Extracted data entries
▼
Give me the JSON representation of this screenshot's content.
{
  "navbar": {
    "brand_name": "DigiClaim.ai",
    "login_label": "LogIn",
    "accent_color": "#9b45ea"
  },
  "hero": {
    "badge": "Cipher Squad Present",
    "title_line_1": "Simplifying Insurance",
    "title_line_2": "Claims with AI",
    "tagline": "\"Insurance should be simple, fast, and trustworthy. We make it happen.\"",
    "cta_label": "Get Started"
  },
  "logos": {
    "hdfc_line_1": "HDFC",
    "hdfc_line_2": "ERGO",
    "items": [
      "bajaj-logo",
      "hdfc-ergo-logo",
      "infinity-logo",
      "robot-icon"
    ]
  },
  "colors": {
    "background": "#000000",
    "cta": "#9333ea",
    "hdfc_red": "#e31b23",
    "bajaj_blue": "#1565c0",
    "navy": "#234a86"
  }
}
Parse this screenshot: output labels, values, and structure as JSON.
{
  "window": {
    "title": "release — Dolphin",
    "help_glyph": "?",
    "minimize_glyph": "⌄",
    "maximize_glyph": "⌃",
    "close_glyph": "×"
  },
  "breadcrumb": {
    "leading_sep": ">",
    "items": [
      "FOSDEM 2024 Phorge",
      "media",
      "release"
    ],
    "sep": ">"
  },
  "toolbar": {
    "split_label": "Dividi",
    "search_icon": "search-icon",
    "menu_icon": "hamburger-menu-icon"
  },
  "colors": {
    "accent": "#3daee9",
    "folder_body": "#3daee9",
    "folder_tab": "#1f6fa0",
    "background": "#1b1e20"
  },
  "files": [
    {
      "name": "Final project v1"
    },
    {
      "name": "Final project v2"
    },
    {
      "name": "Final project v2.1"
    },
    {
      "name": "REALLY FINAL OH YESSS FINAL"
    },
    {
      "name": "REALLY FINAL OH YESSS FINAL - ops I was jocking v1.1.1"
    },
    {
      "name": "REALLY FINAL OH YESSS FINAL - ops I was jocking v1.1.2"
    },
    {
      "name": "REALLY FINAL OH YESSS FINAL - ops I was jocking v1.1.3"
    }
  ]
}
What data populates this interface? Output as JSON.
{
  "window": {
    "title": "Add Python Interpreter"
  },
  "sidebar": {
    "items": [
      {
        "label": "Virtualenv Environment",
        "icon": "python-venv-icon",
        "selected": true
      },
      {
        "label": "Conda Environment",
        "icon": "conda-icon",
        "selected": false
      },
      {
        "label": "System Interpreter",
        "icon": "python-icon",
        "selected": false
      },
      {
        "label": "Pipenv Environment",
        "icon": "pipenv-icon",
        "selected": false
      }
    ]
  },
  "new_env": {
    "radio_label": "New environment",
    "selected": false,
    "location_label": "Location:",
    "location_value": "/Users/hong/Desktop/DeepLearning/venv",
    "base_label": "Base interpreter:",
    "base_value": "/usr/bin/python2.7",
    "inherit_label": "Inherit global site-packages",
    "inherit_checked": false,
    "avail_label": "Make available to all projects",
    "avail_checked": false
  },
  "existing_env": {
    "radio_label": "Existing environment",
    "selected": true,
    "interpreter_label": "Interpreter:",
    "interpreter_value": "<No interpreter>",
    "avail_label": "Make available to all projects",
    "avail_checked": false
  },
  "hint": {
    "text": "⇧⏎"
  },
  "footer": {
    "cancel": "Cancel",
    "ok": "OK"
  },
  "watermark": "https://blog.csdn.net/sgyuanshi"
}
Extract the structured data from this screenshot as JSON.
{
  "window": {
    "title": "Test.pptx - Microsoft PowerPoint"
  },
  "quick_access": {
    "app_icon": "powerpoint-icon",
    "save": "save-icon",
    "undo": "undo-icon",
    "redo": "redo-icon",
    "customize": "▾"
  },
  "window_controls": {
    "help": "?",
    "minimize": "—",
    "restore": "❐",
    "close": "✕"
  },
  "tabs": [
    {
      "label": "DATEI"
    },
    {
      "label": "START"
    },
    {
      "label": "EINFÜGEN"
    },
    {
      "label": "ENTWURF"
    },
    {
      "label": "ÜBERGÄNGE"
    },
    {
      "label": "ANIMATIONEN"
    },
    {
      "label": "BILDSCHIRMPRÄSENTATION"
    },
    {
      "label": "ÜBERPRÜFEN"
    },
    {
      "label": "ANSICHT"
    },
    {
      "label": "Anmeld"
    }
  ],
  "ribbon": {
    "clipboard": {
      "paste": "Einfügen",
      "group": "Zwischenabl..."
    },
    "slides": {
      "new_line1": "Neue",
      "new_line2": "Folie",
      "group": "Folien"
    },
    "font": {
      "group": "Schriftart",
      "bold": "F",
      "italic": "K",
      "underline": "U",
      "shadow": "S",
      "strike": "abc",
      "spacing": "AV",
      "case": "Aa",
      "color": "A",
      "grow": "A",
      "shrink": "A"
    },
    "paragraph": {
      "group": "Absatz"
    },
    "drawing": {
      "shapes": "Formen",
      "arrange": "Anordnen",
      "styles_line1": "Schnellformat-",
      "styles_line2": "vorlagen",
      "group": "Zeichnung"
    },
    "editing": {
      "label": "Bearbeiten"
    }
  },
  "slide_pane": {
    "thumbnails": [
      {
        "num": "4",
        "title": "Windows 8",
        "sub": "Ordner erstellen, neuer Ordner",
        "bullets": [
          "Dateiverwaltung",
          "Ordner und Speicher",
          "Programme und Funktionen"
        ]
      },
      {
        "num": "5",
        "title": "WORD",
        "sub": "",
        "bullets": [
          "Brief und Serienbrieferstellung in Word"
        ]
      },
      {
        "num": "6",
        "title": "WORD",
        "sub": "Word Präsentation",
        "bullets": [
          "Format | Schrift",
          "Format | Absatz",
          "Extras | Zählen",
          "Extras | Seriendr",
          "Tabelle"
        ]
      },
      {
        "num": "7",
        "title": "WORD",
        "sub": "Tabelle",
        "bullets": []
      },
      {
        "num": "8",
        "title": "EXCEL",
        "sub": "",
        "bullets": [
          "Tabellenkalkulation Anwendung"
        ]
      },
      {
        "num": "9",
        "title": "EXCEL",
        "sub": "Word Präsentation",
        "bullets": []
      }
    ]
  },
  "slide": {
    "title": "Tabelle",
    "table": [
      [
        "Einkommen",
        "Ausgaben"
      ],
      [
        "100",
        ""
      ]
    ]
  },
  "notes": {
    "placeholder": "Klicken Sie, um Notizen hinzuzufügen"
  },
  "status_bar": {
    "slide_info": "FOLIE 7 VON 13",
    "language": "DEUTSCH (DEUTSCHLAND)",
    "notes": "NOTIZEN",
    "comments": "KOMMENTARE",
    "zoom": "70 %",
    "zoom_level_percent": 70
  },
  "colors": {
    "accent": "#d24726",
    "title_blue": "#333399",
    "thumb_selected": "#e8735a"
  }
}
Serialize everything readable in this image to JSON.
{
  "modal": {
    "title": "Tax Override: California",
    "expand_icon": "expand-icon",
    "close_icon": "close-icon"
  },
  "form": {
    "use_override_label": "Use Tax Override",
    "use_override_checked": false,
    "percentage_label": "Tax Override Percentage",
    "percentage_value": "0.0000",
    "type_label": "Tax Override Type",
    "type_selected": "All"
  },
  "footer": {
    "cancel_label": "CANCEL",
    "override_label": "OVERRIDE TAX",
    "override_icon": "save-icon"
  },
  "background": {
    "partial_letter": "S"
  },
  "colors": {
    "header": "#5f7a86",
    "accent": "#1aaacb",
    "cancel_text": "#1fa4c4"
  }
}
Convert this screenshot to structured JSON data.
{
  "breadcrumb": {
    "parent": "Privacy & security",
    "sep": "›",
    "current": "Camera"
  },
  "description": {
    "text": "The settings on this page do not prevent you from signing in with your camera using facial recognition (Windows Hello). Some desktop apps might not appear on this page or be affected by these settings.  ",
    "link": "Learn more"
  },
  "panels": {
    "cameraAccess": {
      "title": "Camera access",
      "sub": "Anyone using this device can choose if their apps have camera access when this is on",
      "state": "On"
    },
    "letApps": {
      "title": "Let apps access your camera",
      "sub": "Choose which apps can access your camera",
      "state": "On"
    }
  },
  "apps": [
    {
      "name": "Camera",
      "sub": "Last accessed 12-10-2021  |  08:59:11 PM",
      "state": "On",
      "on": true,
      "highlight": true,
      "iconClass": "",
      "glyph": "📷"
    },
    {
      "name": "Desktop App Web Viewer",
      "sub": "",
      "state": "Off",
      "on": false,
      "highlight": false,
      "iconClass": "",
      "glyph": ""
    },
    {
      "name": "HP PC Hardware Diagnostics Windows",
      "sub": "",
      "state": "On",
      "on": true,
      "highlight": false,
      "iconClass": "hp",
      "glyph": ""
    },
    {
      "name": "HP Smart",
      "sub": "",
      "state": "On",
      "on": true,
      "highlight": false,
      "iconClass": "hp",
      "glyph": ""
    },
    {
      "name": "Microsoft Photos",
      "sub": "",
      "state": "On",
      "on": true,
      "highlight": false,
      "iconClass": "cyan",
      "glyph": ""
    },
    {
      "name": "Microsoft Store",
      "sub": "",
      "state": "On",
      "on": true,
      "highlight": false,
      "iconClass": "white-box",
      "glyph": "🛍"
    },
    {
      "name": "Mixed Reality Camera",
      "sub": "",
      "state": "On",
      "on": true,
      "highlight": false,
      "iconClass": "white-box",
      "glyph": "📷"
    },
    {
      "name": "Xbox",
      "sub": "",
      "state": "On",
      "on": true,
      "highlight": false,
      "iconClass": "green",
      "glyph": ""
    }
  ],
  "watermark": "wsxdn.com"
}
▲
**TASK REQUIREMENTS:** List all lines where "YESSS" occurs.

**OUTPUT BELOW:**
      "name": "REALLY FINAL OH YESSS FINAL"
      "name": "REALLY FINAL OH YESSS FINAL - ops I was jocking v1.1.1"
      "name": "REALLY FINAL OH YESSS FINAL - ops I was jocking v1.1.2"
      "name": "REALLY FINAL OH YESSS FINAL - ops I was jocking v1.1.3"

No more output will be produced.